[Opening Material shown section]
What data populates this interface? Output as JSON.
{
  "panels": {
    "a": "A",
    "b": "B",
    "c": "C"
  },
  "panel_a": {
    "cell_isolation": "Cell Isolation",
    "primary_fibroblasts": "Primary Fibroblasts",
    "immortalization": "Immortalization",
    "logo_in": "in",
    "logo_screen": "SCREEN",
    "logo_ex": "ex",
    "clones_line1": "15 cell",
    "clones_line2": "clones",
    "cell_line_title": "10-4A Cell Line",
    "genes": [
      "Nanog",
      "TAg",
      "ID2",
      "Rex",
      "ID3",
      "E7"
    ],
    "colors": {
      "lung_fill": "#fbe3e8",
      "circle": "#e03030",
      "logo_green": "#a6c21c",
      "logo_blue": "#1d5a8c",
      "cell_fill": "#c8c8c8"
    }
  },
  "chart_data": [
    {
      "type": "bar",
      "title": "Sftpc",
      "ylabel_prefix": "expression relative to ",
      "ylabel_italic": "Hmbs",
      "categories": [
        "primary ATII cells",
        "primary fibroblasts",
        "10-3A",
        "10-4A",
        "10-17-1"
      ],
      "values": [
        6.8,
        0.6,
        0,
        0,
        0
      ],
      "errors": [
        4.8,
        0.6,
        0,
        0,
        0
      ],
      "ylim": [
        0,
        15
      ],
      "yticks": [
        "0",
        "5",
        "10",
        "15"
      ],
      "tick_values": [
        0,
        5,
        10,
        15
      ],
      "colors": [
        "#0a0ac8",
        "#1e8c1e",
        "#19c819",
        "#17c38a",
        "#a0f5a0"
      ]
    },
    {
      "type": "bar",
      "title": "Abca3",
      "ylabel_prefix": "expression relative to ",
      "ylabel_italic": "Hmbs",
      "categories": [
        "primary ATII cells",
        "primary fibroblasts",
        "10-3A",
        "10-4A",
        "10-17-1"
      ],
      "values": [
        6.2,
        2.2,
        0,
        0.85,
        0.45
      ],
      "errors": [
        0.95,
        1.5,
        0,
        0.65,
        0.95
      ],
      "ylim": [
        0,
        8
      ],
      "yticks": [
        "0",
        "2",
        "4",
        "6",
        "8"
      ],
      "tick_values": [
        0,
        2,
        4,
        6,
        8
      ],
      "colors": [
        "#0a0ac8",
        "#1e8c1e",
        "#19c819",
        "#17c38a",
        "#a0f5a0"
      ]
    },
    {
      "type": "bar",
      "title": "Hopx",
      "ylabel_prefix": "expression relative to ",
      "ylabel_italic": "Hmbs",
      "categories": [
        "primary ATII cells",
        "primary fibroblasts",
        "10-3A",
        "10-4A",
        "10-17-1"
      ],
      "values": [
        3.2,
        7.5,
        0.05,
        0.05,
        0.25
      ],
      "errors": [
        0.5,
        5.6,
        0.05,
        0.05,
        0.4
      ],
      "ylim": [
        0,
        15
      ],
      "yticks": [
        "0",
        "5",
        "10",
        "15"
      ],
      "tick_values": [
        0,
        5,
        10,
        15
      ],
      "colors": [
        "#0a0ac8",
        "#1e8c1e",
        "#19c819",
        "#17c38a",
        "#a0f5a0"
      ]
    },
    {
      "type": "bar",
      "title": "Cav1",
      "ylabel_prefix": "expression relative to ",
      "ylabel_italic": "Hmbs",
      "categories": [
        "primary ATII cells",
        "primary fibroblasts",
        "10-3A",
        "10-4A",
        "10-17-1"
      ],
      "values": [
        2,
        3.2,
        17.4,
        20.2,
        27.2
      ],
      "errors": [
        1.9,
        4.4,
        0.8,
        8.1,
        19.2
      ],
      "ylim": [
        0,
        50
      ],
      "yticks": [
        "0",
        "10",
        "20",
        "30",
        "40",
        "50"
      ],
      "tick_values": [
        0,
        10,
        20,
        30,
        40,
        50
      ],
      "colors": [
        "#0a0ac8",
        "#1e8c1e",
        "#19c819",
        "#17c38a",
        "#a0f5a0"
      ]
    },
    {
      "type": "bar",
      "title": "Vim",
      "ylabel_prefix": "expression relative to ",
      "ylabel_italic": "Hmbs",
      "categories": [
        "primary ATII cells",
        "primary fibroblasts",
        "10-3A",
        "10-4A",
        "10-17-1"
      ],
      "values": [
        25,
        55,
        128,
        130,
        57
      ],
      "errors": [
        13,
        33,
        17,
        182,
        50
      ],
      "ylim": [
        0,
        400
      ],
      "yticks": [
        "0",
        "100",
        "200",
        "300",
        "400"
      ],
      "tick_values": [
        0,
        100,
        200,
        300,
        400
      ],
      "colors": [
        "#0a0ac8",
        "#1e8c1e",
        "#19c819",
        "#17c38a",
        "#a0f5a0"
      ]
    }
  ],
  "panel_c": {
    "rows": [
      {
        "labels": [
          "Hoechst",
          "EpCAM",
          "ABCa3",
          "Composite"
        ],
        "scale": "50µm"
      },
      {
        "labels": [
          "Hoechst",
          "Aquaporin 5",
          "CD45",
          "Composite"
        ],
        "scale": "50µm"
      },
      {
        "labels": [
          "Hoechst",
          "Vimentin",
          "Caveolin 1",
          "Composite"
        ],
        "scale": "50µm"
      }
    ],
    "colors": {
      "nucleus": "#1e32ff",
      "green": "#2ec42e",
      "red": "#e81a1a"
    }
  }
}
[Closing Material shown section]
Retype the entries above exactly as they appear.

What data populates this interface? Output as JSON.
{
  "panels": {
    "a": "A",
    "b": "B",
    "c": "C"
  },
  "panel_a": {
    "cell_isolation": "Cell Isolation",
    "primary_fibroblasts": "Primary Fibroblasts",
    "immortalization": "Immortalization",
    "logo_in": "in",
    "logo_screen": "SCREEN",
    "logo_ex": "ex",
    "clones_line1": "15 cell",
    "clones_line2": "clones",
    "cell_line_title": "10-4A Cell Line",
    "genes": [
      "Nanog",
      "TAg",
      "ID2",
      "Rex",
      "ID3",
      "E7"
    ],
    "colors": {
      "lung_fill": "#fbe3e8",
      "circle": "#e03030",
      "logo_green": "#a6c21c",
      "logo_blue": "#1d5a8c",
      "cell_fill": "#c8c8c8"
    }
  },
  "chart_data": [
    {
      "type": "bar",
      "title": "Sftpc",
      "ylabel_prefix": "expression relative to ",
      "ylabel_italic": "Hmbs",
      "categories": [
        "primary ATII cells",
        "primary fibroblasts",
        "10-3A",
        "10-4A",
        "10-17-1"
      ],
      "values": [
        6.8,
        0.6,
        0,
        0,
        0
      ],
      "errors": [
        4.8,
        0.6,
        0,
        0,
        0
      ],
      "ylim": [
        0,
        15
      ],
      "yticks": [
        "0",
        "5",
        "10",
        "15"
      ],
      "tick_values": [
        0,
        5,
        10,
        15
      ],
      "colors": [
        "#0a0ac8",
        "#1e8c1e",
        "#19c819",
        "#17c38a",
        "#a0f5a0"
      ]
    },
    {
      "type": "bar",
      "title": "Abca3",
      "ylabel_prefix": "expression relative to ",
      "ylabel_italic": "Hmbs",
      "categories": [
        "primary ATII cells",
        "primary fibroblasts",
        "10-3A",
        "10-4A",
        "10-17-1"
      ],
      "values": [
        6.2,
        2.2,
        0,
        0.85,
        0.45
      ],
      "errors": [
        0.95,
        1.5,
        0,
        0.65,
        0.95
      ],
      "ylim": [
        0,
        8
      ],
      "yticks": [
        "0",
        "2",
        "4",
        "6",
        "8"
      ],
      "tick_values": [
        0,
        2,
        4,
        6,
        8
      ],
      "colors": [
        "#0a0ac8",
        "#1e8c1e",
        "#19c819",
        "#17c38a",
        "#a0f5a0"
      ]
    },
    {
      "type": "bar",
      "title": "Hopx",
      "ylabel_prefix": "expression relative to ",
      "ylabel_italic": "Hmbs",
      "categories": [
        "primary ATII cells",
        "primary fibroblasts",
        "10-3A",
        "10-4A",
        "10-17-1"
      ],
      "values": [
        3.2,
        7.5,
        0.05,
        0.05,
        0.25
      ],
      "errors": [
        0.5,
        5.6,
        0.05,
        0.05,
        0.4
      ],
      "ylim": [
        0,
        15
      ],
      "yticks": [
        "0",
        "5",
        "10",
        "15"
      ],
      "tick_values": [
        0,
        5,
        10,
        15
      ],
      "colors": [
        "#0a0ac8",
        "#1e8c1e",
        "#19c819",
        "#17c38a",
        "#a0f5a0"
      ]
    },
    {
      "type": "bar",
      "title": "Cav1",
      "ylabel_prefix": "expression relative to ",
      "ylabel_italic": "Hmbs",
      "categories": [
        "primary ATII cells",
        "primary fibroblasts",
        "10-3A",
        "10-4A",
        "10-17-1"
      ],
      "values": [
        2,
        3.2,
        17.4,
        20.2,
        27.2
      ],
      "errors": [
        1.9,
        4.4,
        0.8,
        8.1,
        19.2
      ],
      "ylim": [
        0,
        50
      ],
      "yticks": [
        "0",
        "10",
        "20",
        "30",
        "40",
        "50"
      ],
      "tick_values": [
        0,
        10,
        20,
        30,
        40,
        50
      ],
      "colors": [
        "#0a0ac8",
        "#1e8c1e",
        "#19c819",
        "#17c38a",
        "#a0f5a0"
      ]
    },
    {
      "type": "bar",
      "title": "Vim",
      "ylabel_prefix": "expression relative to ",
      "ylabel_italic": "Hmbs",
      "categories": [
        "primary ATII cells",
        "primary fibroblasts",
        "10-3A",
        "10-4A",
        "10-17-1"
      ],
      "values": [
        25,
        55,
        128,
        130,
        57
      ],
      "errors": [
        13,
        33,
        17,
        182,
        50
      ],
      "ylim": [
        0,
        400
      ],
      "yticks": [
        "0",
        "100",
        "200",
        "300",
        "400"
      ],
      "tick_values": [
        0,
        100,
        200,
        300,
        400
      ],
      "colors": [
        "#0a0ac8",
        "#1e8c1e",
        "#19c819",
        "#17c38a",
        "#a0f5a0"
      ]
    }
  ],
  "panel_c": {
    "rows": [
      {
        "labels": [
          "Hoechst",
          "EpCAM",
          "ABCa3",
          "Composite"
        ],
        "scale": "50µm"
      },
      {
        "labels": [
          "Hoechst",
          "Aquaporin 5",
          "CD45",
          "Composite"
        ],
        "scale": "50µm"
      },
      {
        "labels": [
          "Hoechst",
          "Vimentin",
          "Caveolin 1",
          "Composite"
        ],
        "scale": "50µm"
      }
    ],
    "colors": {
      "nucleus": "#1e32ff",
      "green": "#2ec42e",
      "red": "#e81a1a"
    }
  }
}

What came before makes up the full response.